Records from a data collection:

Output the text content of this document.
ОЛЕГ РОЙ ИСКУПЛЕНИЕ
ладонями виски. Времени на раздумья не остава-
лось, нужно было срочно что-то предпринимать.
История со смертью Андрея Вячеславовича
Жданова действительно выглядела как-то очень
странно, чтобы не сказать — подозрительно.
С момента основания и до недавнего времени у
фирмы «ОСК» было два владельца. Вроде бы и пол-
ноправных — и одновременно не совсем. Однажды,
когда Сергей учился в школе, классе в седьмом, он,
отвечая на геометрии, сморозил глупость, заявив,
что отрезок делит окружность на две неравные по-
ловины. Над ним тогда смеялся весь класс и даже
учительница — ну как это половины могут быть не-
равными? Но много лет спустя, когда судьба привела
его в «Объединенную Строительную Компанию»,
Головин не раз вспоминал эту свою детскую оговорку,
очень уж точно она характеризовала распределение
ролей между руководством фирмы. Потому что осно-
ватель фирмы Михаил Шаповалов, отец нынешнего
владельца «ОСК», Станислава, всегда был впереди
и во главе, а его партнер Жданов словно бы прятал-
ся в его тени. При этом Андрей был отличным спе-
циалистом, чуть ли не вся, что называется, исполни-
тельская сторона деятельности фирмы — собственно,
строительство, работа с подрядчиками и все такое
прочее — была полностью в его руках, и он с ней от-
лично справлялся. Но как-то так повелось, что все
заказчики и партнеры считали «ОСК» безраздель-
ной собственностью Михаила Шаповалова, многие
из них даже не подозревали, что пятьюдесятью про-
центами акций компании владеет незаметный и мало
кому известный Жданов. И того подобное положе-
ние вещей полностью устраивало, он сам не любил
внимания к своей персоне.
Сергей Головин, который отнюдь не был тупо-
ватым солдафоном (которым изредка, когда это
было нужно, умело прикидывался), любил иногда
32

▸ **WHAT NEEDS TO BE DONE**: Lines from the records above that hold "когда" are the ones to list.

▸ **RESULT OF THE EXERCISE**:
когда Сергей учился в школе, классе в седьмом, он,
равными? Но много лет спустя, когда судьба привела
ватым солдафоном (которым изредка, когда это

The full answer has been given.